Written task -
Look through the material and tally each line bearing the word "ปสรรค". Give only the total.

A block of data:

>>>>>

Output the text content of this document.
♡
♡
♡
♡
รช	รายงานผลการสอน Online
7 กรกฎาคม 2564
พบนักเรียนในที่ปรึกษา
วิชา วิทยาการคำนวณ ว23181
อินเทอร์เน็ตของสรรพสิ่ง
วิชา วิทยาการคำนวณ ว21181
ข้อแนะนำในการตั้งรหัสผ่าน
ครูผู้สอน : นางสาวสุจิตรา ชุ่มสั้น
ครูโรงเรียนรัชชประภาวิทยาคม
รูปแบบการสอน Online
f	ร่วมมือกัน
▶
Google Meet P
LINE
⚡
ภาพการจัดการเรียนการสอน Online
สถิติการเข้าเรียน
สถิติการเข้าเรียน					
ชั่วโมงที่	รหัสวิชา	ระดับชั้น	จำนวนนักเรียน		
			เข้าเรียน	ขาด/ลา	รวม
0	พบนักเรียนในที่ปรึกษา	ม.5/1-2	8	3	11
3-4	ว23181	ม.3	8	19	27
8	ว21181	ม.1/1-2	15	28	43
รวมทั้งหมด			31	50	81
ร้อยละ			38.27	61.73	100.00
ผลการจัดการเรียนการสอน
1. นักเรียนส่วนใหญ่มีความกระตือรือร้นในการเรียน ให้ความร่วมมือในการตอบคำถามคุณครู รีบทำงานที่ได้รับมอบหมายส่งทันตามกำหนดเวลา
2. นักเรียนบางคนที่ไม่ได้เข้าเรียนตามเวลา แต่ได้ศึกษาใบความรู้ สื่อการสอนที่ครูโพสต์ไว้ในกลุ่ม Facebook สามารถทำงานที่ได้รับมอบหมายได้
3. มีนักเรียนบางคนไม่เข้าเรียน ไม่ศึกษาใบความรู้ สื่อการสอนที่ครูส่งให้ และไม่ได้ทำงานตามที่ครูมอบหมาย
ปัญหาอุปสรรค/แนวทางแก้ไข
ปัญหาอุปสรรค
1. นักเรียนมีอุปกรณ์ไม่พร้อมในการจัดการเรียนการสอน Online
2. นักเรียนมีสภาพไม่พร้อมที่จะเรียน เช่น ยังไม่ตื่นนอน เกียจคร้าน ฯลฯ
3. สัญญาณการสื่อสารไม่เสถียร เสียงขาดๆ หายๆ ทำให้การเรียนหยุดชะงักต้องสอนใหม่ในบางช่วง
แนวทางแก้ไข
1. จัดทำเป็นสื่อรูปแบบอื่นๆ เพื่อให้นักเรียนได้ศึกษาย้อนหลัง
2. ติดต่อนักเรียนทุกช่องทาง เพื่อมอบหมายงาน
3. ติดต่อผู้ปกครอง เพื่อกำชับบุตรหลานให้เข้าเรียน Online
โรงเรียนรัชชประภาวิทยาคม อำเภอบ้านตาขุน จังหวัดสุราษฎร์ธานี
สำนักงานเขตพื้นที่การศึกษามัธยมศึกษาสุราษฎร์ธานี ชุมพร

<<<<<

Solved problem -
2